● ФОРМУЛИРОВКА ЗАДАНИЯ: Пожалуйста, повторите без единого изменения строки записей, начиная со строки, где есть «data-label: 2%: [123, 513, 141, 525]», и заканчивая строкой, где есть «data-label: -1%: [527, 568, 550, 580]», включая обе. Других строк не добавляйте.

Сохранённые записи
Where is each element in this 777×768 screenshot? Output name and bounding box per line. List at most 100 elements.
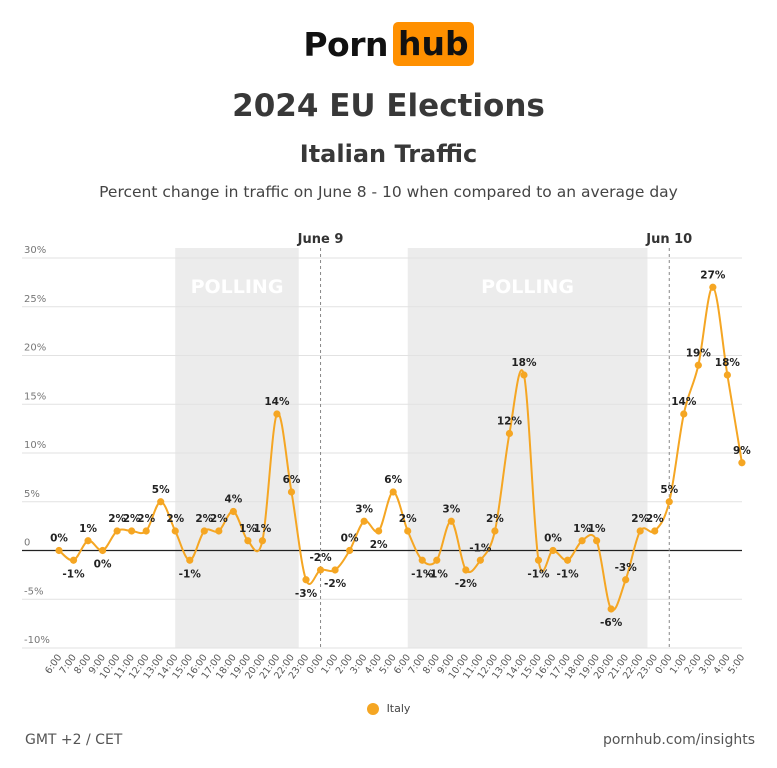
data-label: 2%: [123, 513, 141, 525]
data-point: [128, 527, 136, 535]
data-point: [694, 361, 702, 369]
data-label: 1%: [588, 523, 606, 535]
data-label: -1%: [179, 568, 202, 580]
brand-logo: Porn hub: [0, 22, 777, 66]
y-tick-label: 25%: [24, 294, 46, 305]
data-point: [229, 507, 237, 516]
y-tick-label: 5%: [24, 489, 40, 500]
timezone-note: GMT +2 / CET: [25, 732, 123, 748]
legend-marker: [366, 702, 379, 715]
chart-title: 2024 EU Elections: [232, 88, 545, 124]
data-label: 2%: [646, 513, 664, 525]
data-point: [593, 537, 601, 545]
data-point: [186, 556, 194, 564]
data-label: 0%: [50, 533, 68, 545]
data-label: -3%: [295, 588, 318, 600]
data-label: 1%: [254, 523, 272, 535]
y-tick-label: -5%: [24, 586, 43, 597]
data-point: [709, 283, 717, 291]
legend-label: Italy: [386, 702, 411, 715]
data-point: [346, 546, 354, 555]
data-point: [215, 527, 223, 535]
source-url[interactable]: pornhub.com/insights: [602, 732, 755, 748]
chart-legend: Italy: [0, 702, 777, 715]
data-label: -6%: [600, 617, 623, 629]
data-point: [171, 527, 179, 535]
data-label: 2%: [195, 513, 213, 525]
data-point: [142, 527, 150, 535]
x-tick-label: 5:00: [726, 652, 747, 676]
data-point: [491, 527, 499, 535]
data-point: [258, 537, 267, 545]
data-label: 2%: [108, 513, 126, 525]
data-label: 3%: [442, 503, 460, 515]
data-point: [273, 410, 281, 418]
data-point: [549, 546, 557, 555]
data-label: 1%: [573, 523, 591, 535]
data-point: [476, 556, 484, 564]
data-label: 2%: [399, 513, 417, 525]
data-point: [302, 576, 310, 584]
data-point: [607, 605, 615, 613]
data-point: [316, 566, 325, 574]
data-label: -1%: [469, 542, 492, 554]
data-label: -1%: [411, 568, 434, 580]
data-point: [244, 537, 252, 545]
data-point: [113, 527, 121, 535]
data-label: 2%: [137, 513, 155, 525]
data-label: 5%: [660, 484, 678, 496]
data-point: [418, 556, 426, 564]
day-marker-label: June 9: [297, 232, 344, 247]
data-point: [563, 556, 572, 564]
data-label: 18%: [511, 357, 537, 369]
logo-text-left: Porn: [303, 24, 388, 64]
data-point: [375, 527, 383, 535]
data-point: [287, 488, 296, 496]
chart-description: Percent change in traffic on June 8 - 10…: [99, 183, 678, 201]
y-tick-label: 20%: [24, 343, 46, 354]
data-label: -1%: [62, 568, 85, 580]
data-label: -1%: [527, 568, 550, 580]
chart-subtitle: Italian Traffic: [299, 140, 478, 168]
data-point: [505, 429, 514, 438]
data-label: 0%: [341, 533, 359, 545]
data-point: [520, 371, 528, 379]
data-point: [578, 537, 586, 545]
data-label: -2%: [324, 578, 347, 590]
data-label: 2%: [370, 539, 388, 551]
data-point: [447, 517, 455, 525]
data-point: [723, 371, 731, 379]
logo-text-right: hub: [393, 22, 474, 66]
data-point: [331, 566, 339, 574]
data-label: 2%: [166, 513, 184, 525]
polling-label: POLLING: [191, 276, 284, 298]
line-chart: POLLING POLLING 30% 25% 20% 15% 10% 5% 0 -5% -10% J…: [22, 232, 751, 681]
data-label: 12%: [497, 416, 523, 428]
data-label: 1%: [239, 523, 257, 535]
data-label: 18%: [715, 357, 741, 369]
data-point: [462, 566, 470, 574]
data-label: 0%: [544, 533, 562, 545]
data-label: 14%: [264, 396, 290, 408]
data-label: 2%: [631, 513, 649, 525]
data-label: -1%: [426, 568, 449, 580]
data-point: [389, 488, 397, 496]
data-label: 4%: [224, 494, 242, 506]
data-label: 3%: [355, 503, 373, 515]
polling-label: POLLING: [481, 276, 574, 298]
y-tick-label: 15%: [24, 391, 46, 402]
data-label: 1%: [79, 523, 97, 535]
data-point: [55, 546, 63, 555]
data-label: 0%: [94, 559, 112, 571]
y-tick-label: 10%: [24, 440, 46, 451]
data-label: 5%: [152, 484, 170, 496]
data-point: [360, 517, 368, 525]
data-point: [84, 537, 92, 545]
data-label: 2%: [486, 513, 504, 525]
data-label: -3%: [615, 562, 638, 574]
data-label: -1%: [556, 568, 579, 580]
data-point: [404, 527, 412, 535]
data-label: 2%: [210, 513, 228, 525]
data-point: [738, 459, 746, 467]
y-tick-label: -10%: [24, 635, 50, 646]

---

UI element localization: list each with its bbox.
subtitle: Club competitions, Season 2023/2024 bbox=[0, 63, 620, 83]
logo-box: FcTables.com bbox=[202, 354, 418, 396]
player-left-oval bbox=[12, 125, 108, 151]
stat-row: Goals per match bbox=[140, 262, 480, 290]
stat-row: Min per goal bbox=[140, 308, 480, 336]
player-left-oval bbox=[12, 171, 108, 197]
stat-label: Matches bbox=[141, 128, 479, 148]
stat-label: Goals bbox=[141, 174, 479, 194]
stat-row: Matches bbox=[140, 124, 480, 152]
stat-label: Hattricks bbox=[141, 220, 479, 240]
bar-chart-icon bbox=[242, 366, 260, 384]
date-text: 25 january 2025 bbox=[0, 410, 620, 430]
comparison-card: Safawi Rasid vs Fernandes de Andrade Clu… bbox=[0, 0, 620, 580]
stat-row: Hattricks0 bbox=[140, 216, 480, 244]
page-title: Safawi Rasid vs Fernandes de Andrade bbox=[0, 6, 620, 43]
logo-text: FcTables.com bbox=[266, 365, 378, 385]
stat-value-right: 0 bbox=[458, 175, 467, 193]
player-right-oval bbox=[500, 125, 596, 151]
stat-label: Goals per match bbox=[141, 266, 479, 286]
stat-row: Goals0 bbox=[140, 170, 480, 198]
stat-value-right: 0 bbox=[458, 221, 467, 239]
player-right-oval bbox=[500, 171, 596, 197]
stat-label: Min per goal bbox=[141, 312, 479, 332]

● РАЗБОР РЕШЕНИЯ:
data-label: 2%: [123, 513, 141, 525]
data-point: [128, 527, 136, 535]
data-point: [694, 361, 702, 369]
data-label: 1%: [588, 523, 606, 535]
data-label: -1%: [179, 568, 202, 580]
brand-logo: Porn hub: [0, 22, 777, 66]
y-tick-label: 25%: [24, 294, 46, 305]
data-point: [229, 507, 237, 516]
y-tick-label: 5%: [24, 489, 40, 500]
timezone-note: GMT +2 / CET: [25, 732, 123, 748]
legend-marker: [366, 702, 379, 715]
chart-title: 2024 EU Elections: [232, 88, 545, 124]
data-label: 2%: [646, 513, 664, 525]
data-point: [593, 537, 601, 545]
data-point: [186, 556, 194, 564]
data-label: 0%: [50, 533, 68, 545]
data-label: -3%: [295, 588, 318, 600]
data-label: 1%: [254, 523, 272, 535]
y-tick-label: -5%: [24, 586, 43, 597]
data-point: [709, 283, 717, 291]
legend-label: Italy: [386, 702, 411, 715]
data-point: [346, 546, 354, 555]
data-point: [215, 527, 223, 535]
source-url[interactable]: pornhub.com/insights: [602, 732, 755, 748]
chart-legend: Italy: [0, 702, 777, 715]
data-label: -6%: [600, 617, 623, 629]
data-point: [171, 527, 179, 535]
data-label: 2%: [195, 513, 213, 525]
data-point: [142, 527, 150, 535]
x-tick-label: 5:00: [726, 652, 747, 676]
data-point: [491, 527, 499, 535]
data-point: [258, 537, 267, 545]
data-label: 2%: [108, 513, 126, 525]
data-label: 3%: [442, 503, 460, 515]
data-point: [273, 410, 281, 418]
data-point: [549, 546, 557, 555]
data-label: 1%: [573, 523, 591, 535]
data-point: [476, 556, 484, 564]
data-label: 2%: [399, 513, 417, 525]
data-point: [302, 576, 310, 584]
data-point: [607, 605, 615, 613]
data-point: [316, 566, 325, 574]
data-label: -1%: [469, 542, 492, 554]
data-label: -1%: [411, 568, 434, 580]
data-point: [244, 537, 252, 545]
data-point: [113, 527, 121, 535]
data-label: 2%: [137, 513, 155, 525]
data-label: 5%: [660, 484, 678, 496]
data-point: [418, 556, 426, 564]
day-marker-label: June 9: [297, 232, 344, 247]
data-point: [563, 556, 572, 564]
data-label: 18%: [511, 357, 537, 369]
logo-text-left: Porn: [303, 24, 388, 64]
data-point: [375, 527, 383, 535]
data-point: [287, 488, 296, 496]
chart-description: Percent change in traffic on June 8 - 10…: [99, 183, 678, 201]
y-tick-label: 20%: [24, 343, 46, 354]
data-label: -1%: [62, 568, 85, 580]
data-label: -1%: [527, 568, 550, 580]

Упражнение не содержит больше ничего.